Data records
---

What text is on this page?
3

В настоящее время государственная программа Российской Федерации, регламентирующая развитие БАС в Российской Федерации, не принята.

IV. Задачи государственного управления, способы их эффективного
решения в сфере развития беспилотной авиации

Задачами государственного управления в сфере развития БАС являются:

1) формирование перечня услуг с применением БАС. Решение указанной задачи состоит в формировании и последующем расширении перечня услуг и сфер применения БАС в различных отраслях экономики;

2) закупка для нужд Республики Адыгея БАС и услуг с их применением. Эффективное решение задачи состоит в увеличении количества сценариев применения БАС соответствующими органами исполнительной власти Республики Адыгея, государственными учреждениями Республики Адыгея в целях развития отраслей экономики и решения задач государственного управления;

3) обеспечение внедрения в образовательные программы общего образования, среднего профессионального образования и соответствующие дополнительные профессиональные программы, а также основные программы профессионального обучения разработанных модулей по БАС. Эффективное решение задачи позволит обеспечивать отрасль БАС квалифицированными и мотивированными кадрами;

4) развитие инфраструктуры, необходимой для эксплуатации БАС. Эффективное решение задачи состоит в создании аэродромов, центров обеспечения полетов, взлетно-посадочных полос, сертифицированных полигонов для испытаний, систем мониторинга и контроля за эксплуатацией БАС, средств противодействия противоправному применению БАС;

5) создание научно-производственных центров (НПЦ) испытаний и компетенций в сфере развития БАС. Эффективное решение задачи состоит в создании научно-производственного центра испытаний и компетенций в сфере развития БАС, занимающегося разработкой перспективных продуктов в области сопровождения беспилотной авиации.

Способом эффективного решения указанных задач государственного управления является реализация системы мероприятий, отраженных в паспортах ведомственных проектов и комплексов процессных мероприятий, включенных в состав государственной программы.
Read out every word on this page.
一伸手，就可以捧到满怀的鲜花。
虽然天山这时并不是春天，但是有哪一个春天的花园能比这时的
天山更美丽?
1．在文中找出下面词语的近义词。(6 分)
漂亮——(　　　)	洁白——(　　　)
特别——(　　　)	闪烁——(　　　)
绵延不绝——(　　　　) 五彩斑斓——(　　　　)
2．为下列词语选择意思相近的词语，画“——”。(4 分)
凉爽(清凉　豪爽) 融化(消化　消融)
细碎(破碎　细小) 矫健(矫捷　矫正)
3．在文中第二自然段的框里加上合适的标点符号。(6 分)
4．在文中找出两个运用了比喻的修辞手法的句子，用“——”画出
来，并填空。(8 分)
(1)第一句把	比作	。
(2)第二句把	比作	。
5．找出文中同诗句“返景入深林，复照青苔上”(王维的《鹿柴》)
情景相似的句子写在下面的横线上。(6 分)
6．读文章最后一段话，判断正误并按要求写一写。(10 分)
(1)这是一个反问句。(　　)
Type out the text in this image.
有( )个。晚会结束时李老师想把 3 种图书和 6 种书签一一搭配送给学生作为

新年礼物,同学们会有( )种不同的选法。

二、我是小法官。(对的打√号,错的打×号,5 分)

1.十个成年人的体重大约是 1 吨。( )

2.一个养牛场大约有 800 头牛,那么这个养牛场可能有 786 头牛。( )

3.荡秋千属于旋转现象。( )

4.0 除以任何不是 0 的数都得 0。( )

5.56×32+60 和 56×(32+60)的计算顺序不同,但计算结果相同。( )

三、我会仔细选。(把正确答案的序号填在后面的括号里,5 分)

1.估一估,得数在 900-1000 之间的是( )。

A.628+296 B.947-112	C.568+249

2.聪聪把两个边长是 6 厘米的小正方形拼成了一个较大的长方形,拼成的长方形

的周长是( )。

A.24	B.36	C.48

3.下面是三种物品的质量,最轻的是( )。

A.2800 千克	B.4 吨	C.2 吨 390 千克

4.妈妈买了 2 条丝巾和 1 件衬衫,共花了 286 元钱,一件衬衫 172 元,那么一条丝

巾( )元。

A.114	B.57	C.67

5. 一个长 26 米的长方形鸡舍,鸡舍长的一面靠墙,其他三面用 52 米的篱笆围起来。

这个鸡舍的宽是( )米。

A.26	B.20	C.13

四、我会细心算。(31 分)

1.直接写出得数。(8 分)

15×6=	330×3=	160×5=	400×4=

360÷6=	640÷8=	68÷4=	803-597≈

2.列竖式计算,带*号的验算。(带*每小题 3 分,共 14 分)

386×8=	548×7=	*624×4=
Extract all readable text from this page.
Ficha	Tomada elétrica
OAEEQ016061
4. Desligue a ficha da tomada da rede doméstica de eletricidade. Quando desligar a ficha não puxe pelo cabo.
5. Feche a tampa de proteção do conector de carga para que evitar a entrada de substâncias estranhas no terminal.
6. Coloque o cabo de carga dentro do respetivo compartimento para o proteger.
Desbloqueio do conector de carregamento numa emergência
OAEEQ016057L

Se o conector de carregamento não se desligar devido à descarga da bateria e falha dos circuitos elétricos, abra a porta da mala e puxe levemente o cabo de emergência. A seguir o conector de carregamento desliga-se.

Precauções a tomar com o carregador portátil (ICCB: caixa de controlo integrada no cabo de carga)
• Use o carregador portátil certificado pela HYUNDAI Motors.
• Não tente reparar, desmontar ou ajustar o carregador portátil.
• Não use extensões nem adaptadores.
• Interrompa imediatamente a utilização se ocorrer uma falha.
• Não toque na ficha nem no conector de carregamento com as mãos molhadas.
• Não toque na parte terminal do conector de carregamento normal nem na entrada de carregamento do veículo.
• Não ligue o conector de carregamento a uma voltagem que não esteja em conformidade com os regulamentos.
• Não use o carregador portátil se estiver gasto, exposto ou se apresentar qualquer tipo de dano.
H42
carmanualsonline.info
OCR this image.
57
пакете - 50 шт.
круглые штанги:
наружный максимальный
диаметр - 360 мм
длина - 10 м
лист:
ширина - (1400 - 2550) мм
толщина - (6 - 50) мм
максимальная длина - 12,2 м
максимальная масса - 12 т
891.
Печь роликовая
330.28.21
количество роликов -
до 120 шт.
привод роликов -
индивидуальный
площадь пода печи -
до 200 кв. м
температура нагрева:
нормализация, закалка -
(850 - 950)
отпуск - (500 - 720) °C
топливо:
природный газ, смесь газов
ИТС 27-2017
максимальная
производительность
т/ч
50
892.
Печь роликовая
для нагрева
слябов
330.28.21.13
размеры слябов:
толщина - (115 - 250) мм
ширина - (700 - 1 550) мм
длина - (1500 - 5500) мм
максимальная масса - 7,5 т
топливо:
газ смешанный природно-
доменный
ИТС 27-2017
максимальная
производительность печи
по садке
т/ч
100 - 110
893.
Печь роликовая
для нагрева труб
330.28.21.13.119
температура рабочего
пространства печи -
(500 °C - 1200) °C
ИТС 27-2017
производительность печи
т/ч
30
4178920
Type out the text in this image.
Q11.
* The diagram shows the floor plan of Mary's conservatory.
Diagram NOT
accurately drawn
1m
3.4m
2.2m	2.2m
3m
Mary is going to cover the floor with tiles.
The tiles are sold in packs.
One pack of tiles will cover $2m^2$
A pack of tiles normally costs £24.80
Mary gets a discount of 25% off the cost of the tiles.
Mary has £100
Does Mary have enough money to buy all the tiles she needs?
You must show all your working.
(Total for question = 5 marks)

---

GIVEN EXERCISE
Produce a verbatim transcription of the entries above.

EXERCISE RESPONSE
What text is on this page?
3

В настоящее время государственная программа Российской Федерации, регламентирующая развитие БАС в Российской Федерации, не принята.

IV. Задачи государственного управления, способы их эффективного
решения в сфере развития беспилотной авиации

Задачами государственного управления в сфере развития БАС являются:

1) формирование перечня услуг с применением БАС. Решение указанной задачи состоит в формировании и последующем расширении перечня услуг и сфер применения БАС в различных отраслях экономики;

2) закупка для нужд Республики Адыгея БАС и услуг с их применением. Эффективное решение задачи состоит в увеличении количества сценариев применения БАС соответствующими органами исполнительной власти Республики Адыгея, государственными учреждениями Республики Адыгея в целях развития отраслей экономики и решения задач государственного управления;

3) обеспечение внедрения в образовательные программы общего образования, среднего профессионального образования и соответствующие дополнительные профессиональные программы, а также основные программы профессионального обучения разработанных модулей по БАС. Эффективное решение задачи позволит обеспечивать отрасль БАС квалифицированными и мотивированными кадрами;

4) развитие инфраструктуры, необходимой для эксплуатации БАС. Эффективное решение задачи состоит в создании аэродромов, центров обеспечения полетов, взлетно-посадочных полос, сертифицированных полигонов для испытаний, систем мониторинга и контроля за эксплуатацией БАС, средств противодействия противоправному применению БАС;

5) создание научно-производственных центров (НПЦ) испытаний и компетенций в сфере развития БАС. Эффективное решение задачи состоит в создании научно-производственного центра испытаний и компетенций в сфере развития БАС, занимающегося разработкой перспективных продуктов в области сопровождения беспилотной авиации.

Способом эффективного решения указанных задач государственного управления является реализация системы мероприятий, отраженных в паспортах ведомственных проектов и комплексов процессных мероприятий, включенных в состав государственной программы.
Read out every word on this page.
一伸手，就可以捧到满怀的鲜花。
虽然天山这时并不是春天，但是有哪一个春天的花园能比这时的
天山更美丽?
1．在文中找出下面词语的近义词。(6 分)
漂亮——(　　　)	洁白——(　　　)
特别——(　　　)	闪烁——(　　　)
绵延不绝——(　　　　) 五彩斑斓——(　　　　)
2．为下列词语选择意思相近的词语，画“——”。(4 分)
凉爽(清凉　豪爽) 融化(消化　消融)
细碎(破碎　细小) 矫健(矫捷　矫正)
3．在文中第二自然段的框里加上合适的标点符号。(6 分)
4．在文中找出两个运用了比喻的修辞手法的句子，用“——”画出
来，并填空。(8 分)
(1)第一句把	比作	。
(2)第二句把	比作	。
5．找出文中同诗句“返景入深林，复照青苔上”(王维的《鹿柴》)
情景相似的句子写在下面的横线上。(6 分)
6．读文章最后一段话，判断正误并按要求写一写。(10 分)
(1)这是一个反问句。(　　)
Type out the text in this image.
有( )个。晚会结束时李老师想把 3 种图书和 6 种书签一一搭配送给学生作为

新年礼物,同学们会有( )种不同的选法。

二、我是小法官。(对的打√号,错的打×号,5 分)

1.十个成年人的体重大约是 1 吨。( )

2.一个养牛场大约有 800 头牛,那么这个养牛场可能有 786 头牛。( )

3.荡秋千属于旋转现象。( )

4.0 除以任何不是 0 的数都得 0。( )

5.56×32+60 和 56×(32+60)的计算顺序不同,但计算结果相同。( )

三、我会仔细选。(把正确答案的序号填在后面的括号里,5 分)

1.估一估,得数在 900-1000 之间的是( )。

A.628+296 B.947-112	C.568+249

2.聪聪把两个边长是 6 厘米的小正方形拼成了一个较大的长方形,拼成的长方形

的周长是( )。

A.24	B.36	C.48

3.下面是三种物品的质量,最轻的是( )。

A.2800 千克	B.4 吨	C.2 吨 390 千克

4.妈妈买了 2 条丝巾和 1 件衬衫,共花了 286 元钱,一件衬衫 172 元,那么一条丝

巾( )元。

A.114	B.57	C.67

5. 一个长 26 米的长方形鸡舍,鸡舍长的一面靠墙,其他三面用 52 米的篱笆围起来。

这个鸡舍的宽是( )米。

A.26	B.20	C.13

四、我会细心算。(31 分)

1.直接写出得数。(8 分)

15×6=	330×3=	160×5=	400×4=

360÷6=	640÷8=	68÷4=	803-597≈

2.列竖式计算,带*号的验算。(带*每小题 3 分,共 14 分)

386×8=	548×7=	*624×4=
Extract all readable text from this page.
Ficha	Tomada elétrica
OAEEQ016061
4. Desligue a ficha da tomada da rede doméstica de eletricidade. Quando desligar a ficha não puxe pelo cabo.
5. Feche a tampa de proteção do conector de carga para que evitar a entrada de substâncias estranhas no terminal.
6. Coloque o cabo de carga dentro do respetivo compartimento para o proteger.
Desbloqueio do conector de carregamento numa emergência
OAEEQ016057L

Se o conector de carregamento não se desligar devido à descarga da bateria e falha dos circuitos elétricos, abra a porta da mala e puxe levemente o cabo de emergência. A seguir o conector de carregamento desliga-se.

Precauções a tomar com o carregador portátil (ICCB: caixa de controlo integrada no cabo de carga)
• Use o carregador portátil certificado pela HYUNDAI Motors.
• Não tente reparar, desmontar ou ajustar o carregador portátil.
• Não use extensões nem adaptadores.
• Interrompa imediatamente a utilização se ocorrer uma falha.
• Não toque na ficha nem no conector de carregamento com as mãos molhadas.
• Não toque na parte terminal do conector de carregamento normal nem na entrada de carregamento do veículo.
• Não ligue o conector de carregamento a uma voltagem que não esteja em conformidade com os regulamentos.
• Não use o carregador portátil se estiver gasto, exposto ou se apresentar qualquer tipo de dano.
H42
carmanualsonline.info
OCR this image.
57
пакете - 50 шт.
круглые штанги:
наружный максимальный
диаметр - 360 мм
длина - 10 м
лист:
ширина - (1400 - 2550) мм
толщина - (6 - 50) мм
максимальная длина - 12,2 м
максимальная масса - 12 т
891.
Печь роликовая
330.28.21
количество роликов -
до 120 шт.
привод роликов -
индивидуальный
площадь пода печи -
до 200 кв. м
температура нагрева:
нормализация, закалка -
(850 - 950)
отпуск - (500 - 720) °C
топливо:
природный газ, смесь газов
ИТС 27-2017
максимальная
производительность
т/ч
50
892.
Печь роликовая
для нагрева
слябов
330.28.21.13
размеры слябов:
толщина - (115 - 250) мм
ширина - (700 - 1 550) мм
длина - (1500 - 5500) мм
максимальная масса - 7,5 т
топливо:
газ смешанный природно-
доменный
ИТС 27-2017
максимальная
производительность печи
по садке
т/ч
100 - 110
893.
Печь роликовая
для нагрева труб
330.28.21.13.119
температура рабочего
пространства печи -
(500 °C - 1200) °C
ИТС 27-2017
производительность печи
т/ч
30
4178920
Type out the text in this image.
Q11.
* The diagram shows the floor plan of Mary's conservatory.
Diagram NOT
accurately drawn
1m
3.4m
2.2m	2.2m
3m
Mary is going to cover the floor with tiles.
The tiles are sold in packs.
One pack of tiles will cover $2m^2$
A pack of tiles normally costs £24.80
Mary gets a discount of 25% off the cost of the tiles.
Mary has £100
Does Mary have enough money to buy all the tiles she needs?
You must show all your working.
(Total for question = 5 marks)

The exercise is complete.